**Source records**:
━━━━━━━━━━━━━━━━━━━━

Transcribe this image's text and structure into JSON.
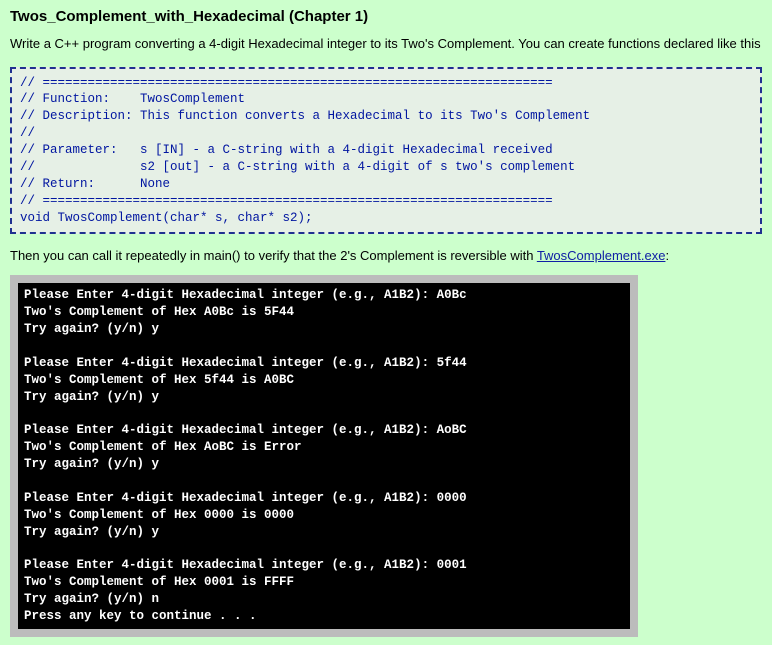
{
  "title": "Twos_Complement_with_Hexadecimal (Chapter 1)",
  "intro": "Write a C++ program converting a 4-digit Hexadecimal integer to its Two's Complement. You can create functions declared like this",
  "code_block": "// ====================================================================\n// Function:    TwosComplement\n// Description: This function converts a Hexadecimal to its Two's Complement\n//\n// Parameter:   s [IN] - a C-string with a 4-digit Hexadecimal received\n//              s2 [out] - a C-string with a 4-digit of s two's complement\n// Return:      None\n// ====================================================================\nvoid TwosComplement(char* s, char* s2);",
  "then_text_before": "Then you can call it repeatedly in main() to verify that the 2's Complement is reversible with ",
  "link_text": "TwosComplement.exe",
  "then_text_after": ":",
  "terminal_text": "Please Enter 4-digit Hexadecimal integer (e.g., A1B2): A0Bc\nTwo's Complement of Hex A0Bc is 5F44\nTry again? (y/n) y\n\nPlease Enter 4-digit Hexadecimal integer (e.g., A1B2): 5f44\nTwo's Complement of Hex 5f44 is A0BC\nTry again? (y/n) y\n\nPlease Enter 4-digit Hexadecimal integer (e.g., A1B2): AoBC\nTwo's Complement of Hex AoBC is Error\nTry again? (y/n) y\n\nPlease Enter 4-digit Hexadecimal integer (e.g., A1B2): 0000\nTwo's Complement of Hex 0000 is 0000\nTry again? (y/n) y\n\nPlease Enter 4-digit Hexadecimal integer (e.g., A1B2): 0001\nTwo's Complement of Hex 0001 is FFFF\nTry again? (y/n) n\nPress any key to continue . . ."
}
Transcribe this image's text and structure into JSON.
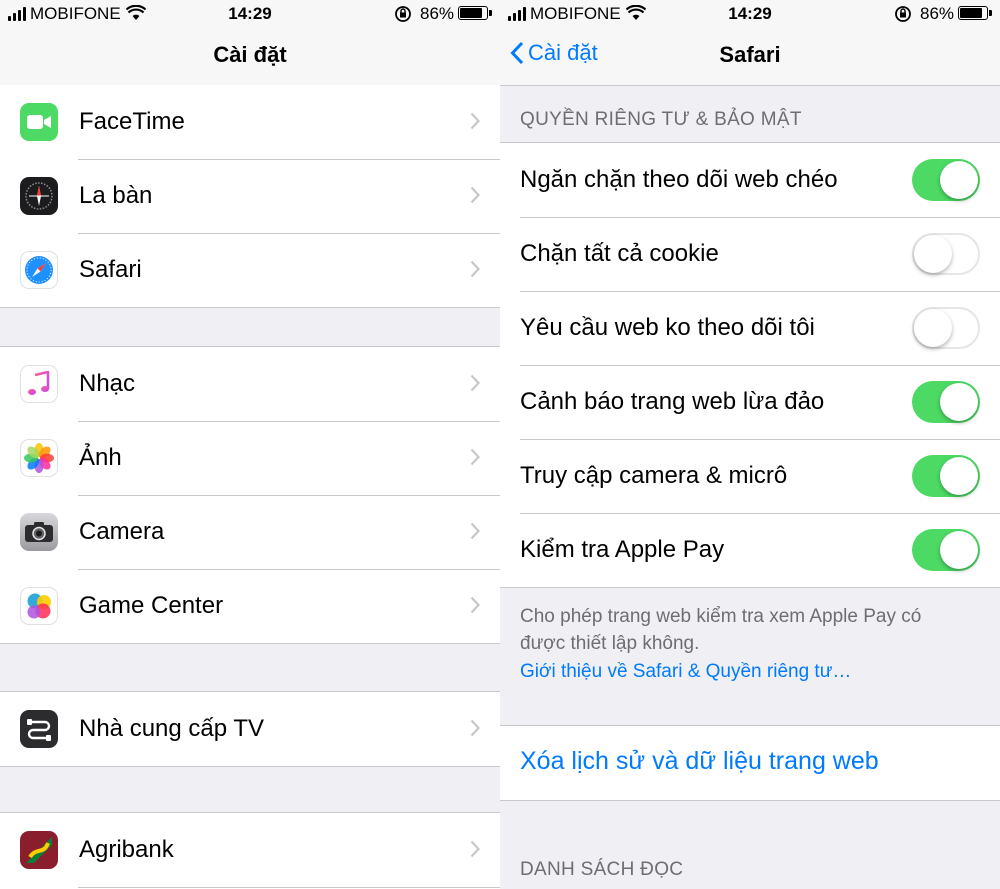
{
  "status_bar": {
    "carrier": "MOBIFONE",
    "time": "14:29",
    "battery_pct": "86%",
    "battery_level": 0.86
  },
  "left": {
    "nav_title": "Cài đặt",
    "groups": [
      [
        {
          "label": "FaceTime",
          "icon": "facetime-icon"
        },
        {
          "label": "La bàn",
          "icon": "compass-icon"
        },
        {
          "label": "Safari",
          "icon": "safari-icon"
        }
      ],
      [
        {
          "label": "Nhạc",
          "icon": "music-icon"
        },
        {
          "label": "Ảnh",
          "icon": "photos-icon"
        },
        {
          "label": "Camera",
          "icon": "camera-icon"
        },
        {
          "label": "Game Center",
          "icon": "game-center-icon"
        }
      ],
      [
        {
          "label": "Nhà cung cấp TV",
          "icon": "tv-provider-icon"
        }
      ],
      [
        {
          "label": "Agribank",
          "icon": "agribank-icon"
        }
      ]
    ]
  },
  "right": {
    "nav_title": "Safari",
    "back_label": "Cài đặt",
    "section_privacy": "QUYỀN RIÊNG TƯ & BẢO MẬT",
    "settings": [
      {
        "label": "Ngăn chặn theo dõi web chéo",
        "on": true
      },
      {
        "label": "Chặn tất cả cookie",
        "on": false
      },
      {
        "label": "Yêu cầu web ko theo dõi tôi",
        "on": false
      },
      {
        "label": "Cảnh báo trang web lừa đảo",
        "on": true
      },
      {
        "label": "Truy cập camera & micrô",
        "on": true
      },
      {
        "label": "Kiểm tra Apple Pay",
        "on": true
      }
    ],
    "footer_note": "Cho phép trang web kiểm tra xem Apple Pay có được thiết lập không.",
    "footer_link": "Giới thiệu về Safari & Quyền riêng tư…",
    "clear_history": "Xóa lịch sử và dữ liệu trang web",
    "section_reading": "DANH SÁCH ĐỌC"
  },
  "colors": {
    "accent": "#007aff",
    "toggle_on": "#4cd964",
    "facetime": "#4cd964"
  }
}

━━━━━━━━━━━━━━━━━━━━

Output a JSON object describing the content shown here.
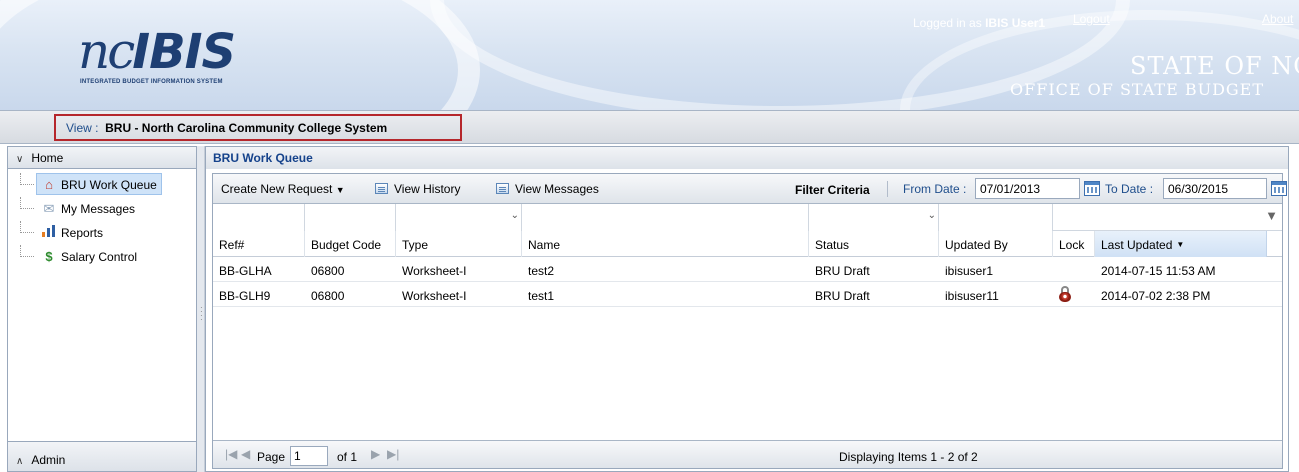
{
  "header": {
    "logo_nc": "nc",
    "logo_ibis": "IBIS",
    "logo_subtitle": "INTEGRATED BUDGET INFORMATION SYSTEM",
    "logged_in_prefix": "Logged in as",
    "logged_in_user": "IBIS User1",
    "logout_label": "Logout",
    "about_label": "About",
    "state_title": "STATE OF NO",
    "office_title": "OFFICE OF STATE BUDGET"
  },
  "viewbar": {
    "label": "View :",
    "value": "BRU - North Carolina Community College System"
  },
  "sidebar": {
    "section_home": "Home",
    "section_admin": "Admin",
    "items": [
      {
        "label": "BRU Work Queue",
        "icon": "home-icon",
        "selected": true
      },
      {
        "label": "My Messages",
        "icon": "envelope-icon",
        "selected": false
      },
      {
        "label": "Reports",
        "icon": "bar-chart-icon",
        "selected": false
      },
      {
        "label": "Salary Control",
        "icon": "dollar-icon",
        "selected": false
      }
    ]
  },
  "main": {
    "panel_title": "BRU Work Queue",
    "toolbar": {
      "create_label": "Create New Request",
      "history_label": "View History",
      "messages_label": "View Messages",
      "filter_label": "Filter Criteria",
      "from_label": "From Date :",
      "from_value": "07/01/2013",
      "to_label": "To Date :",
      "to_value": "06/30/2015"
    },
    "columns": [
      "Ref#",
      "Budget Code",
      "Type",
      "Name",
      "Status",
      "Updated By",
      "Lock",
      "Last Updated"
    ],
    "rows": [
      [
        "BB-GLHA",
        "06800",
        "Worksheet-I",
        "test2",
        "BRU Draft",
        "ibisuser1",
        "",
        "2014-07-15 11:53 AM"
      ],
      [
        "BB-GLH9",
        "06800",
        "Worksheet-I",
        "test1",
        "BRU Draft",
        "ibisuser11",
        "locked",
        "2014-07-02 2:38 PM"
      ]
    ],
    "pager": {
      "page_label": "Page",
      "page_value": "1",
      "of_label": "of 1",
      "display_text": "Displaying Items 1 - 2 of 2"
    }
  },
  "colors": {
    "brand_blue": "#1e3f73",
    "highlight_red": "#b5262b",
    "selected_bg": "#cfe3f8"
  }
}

━━━━━━━━━━━━━━━━━━━━

**Direction**: In the listing above, find each line with the word "theo" and copy it.

**The reply**:
        "label": "Ngăn chặn theo dõi web chéo",
        "label": "Yêu cầu web ko theo dõi tôi",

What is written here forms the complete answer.